- Reading passage
===============

Specifically, in the latest report, overall seafarer happiness dropped to 6.13/10 from 6.59 the previous quarter. The data comes from over 2000 respondents, with surveys completed in the final quarter of 2019.
Across all vessel types, three key issues rose from the survey responses over the three-month period:
- Workload stress caused by changes in regulations;
- A drop in satisfaction with access to welfare facilities ashore;
- An increase in racism experienced while at sea.
Taking into consideration the then-impending global Sulphur cap, which took effect on 1 January 2020, it is not unexpected to see a rise in concern among seafarers over changes in workload and responsibilities resulting from the new regulations. There seem to be continuous claims of pressure surrounding inspections and audits, in addition to the demands of ‘day to day’ administration and paperwork
the Mission to Seafarers stated.

===============

- Directives
1. In the passage on seafarer happiness, on what date did the global Sulphur cap take effect?
2. Extend the passage on seafarer happiness, picking up right after its final sentence.
You can leave the records aside.

===============

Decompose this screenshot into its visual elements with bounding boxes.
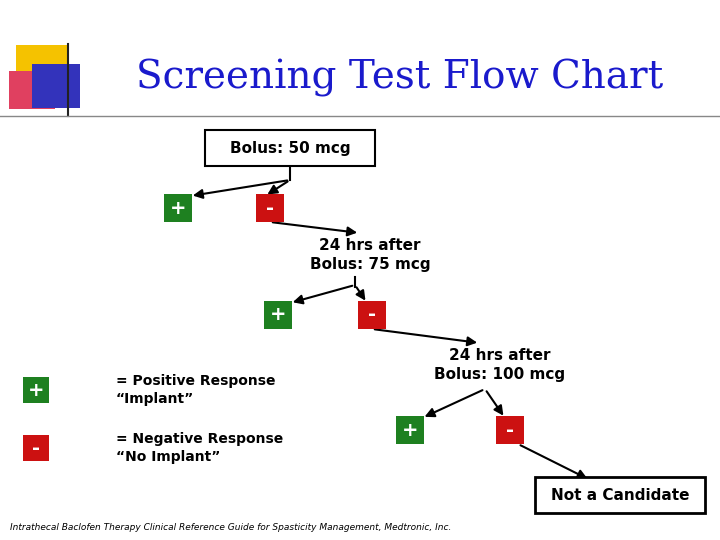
Text: +: + xyxy=(28,381,44,400)
Text: +: + xyxy=(402,421,418,440)
Text: 24 hrs after
Bolus: 100 mcg: 24 hrs after Bolus: 100 mcg xyxy=(434,348,566,382)
Bar xyxy=(16,45,68,91)
Bar xyxy=(23,435,49,461)
Bar xyxy=(264,301,292,329)
Text: -: - xyxy=(266,199,274,218)
Text: = Negative Response
“No Implant”: = Negative Response “No Implant” xyxy=(116,432,283,464)
Text: = Positive Response
“Implant”: = Positive Response “Implant” xyxy=(116,374,276,406)
Text: Not a Candidate: Not a Candidate xyxy=(551,488,689,503)
Bar xyxy=(358,301,386,329)
Bar xyxy=(9,71,55,109)
Bar xyxy=(164,194,192,222)
Text: -: - xyxy=(368,306,376,325)
Text: Bolus: 50 mcg: Bolus: 50 mcg xyxy=(230,140,351,156)
Text: +: + xyxy=(270,306,287,325)
Bar xyxy=(205,130,375,166)
Bar xyxy=(23,377,49,403)
Text: 24 hrs after
Bolus: 75 mcg: 24 hrs after Bolus: 75 mcg xyxy=(310,238,431,272)
Text: Screening Test Flow Chart: Screening Test Flow Chart xyxy=(136,59,664,97)
Bar xyxy=(535,477,705,513)
Text: -: - xyxy=(32,438,40,457)
Bar xyxy=(32,64,80,108)
Bar xyxy=(256,194,284,222)
Text: -: - xyxy=(506,421,514,440)
Text: Intrathecal Baclofen Therapy Clinical Reference Guide for Spasticity Management,: Intrathecal Baclofen Therapy Clinical Re… xyxy=(10,523,451,531)
Text: +: + xyxy=(170,199,186,218)
Bar xyxy=(396,416,424,444)
Bar xyxy=(496,416,524,444)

===============

- Results
1. 1 January 2020

2.
In addition, responses related to shore leave indicate that seafarers are not able to reap the benefits of welfare facilities ashore, which affects their well-being. For this reason, there needs to be an industry-wide drive to ensure correct visas are acquired so that seafarers can enjoy the benefits of shore-based welfare facilities while in ports and terminals.
A significant finding is that there has been a fall in happiness regarding interaction with other crew this quarter, coming in at 6.67/10, down from 7.28. Namely, troubling accounts of racism were raised, with concerning reports that victims do not feel they have anywhere to formally complain or ask for support.
This is an area of concern which has been mirrored in earlier reports of sexism. The industry has a responsibility to recognise these concerns and respond to the calls for an independent complaint line or procedure to support seafarers
On the positive side, seafarers are happier with their ability to keep in contact with loved ones when at sea. The data presents that crews who have good quality, low-cost access to the internet and good communication with their families are far happier than those who do not. This is an encouraging indication of the benefits to seafarers from widespread improvements to connectivity at sea.
What is more, happiness levels among seafarers in the cruise sector continue to increase, with a general upward trend in views on opportunities for career development within the industry.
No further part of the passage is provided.